+++ Data supplied
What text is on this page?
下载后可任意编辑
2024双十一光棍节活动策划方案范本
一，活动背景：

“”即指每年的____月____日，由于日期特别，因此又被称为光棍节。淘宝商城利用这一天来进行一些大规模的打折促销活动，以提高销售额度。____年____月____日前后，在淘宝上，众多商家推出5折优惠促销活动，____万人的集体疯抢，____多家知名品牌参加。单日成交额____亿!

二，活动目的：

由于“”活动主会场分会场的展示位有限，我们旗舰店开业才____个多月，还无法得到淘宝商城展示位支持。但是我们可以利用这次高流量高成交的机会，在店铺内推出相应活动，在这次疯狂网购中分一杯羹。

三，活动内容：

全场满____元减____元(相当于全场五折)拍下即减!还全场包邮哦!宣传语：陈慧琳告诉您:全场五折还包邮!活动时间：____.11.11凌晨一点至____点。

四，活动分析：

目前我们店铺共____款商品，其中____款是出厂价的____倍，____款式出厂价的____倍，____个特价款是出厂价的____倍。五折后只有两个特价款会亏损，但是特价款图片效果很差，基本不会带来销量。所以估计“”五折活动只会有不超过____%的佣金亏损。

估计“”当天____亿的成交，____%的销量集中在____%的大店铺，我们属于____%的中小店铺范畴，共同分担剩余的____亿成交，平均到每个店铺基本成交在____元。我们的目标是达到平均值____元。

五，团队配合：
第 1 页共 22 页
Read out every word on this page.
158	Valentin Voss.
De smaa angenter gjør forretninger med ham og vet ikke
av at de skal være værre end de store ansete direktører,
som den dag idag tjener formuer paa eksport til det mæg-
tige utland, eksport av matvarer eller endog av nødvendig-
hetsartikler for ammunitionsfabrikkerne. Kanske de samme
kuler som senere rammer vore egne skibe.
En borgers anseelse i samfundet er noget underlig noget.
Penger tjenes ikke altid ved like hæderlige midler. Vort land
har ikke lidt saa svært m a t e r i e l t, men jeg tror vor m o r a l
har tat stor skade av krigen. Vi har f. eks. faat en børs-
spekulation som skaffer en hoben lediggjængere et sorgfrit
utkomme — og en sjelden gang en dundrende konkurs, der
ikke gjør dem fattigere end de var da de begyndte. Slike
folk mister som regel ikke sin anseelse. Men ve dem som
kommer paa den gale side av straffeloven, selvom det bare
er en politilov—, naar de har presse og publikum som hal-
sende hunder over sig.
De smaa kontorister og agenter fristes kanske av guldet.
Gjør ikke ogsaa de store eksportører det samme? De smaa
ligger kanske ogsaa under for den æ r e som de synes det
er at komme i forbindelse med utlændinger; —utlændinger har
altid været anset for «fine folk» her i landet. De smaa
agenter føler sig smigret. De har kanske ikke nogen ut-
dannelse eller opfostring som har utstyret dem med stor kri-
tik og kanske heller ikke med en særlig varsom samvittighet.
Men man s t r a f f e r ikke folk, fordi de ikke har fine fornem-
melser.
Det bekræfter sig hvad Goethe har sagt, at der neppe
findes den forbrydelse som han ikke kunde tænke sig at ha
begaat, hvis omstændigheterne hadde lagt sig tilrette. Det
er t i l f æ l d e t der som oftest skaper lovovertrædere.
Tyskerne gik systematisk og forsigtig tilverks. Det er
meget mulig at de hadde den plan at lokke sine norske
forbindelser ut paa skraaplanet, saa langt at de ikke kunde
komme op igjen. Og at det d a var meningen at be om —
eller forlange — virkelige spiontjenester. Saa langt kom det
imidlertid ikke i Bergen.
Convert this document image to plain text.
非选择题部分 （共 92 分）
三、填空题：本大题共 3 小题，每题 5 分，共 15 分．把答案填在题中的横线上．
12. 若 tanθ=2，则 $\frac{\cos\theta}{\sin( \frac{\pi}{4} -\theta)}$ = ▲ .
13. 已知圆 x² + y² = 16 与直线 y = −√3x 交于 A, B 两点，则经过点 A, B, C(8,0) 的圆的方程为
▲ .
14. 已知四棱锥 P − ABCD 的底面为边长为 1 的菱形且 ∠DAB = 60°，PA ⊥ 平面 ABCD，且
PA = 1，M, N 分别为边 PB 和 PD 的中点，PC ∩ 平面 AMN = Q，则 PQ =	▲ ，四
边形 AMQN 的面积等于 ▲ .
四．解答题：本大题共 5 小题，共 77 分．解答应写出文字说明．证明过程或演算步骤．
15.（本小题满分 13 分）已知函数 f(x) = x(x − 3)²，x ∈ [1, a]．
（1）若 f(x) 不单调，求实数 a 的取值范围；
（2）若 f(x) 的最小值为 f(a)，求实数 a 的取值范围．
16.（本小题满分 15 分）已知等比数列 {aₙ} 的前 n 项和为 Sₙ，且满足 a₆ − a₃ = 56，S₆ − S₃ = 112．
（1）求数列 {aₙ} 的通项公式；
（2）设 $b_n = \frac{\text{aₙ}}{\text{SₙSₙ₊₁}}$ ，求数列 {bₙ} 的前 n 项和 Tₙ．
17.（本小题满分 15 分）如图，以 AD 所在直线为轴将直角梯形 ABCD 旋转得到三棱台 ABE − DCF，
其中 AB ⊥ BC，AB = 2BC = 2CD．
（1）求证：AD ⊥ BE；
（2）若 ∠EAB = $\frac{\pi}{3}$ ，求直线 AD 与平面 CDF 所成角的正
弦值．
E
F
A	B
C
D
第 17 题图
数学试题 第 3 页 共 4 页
++++++
Description of the task: Sift the material for lines with the string "kunde". Copy each one found.

Result of the exercise:
findes den forbrydelse som han ikke kunde tænke sig at ha
forbindelser ut paa skraaplanet, saa langt at de ikke kunde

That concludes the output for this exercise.